Stored items:

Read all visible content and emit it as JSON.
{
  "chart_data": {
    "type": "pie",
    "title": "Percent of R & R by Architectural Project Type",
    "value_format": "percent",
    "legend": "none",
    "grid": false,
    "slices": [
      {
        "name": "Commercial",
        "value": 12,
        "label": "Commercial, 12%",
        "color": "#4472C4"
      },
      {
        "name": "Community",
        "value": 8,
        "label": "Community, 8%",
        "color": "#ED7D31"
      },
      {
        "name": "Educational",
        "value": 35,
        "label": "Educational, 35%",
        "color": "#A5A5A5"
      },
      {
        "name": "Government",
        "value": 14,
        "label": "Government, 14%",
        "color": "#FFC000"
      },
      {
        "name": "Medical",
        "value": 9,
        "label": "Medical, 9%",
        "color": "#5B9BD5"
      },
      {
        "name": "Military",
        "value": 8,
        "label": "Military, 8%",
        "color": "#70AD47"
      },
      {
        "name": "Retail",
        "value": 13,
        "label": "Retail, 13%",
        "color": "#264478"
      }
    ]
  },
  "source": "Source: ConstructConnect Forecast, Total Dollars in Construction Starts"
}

==

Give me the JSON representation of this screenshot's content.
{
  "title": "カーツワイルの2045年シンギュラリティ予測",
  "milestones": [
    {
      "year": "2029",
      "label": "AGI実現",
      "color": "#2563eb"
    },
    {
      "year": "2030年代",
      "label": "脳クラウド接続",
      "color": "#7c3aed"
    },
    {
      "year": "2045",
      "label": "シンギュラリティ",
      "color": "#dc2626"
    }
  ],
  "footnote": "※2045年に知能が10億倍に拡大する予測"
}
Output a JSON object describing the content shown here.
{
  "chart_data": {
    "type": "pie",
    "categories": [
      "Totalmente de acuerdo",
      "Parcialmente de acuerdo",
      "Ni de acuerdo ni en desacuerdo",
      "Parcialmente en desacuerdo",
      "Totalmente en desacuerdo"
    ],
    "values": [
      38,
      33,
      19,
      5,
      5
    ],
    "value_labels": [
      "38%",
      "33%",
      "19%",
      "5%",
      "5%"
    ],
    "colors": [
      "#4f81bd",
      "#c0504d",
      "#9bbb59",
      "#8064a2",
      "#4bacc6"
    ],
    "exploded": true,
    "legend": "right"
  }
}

REQUIRED TASK: Find how many lines hold the string "JSON", and state that number alone.

SOLUTION TO THE EXERCISE: 3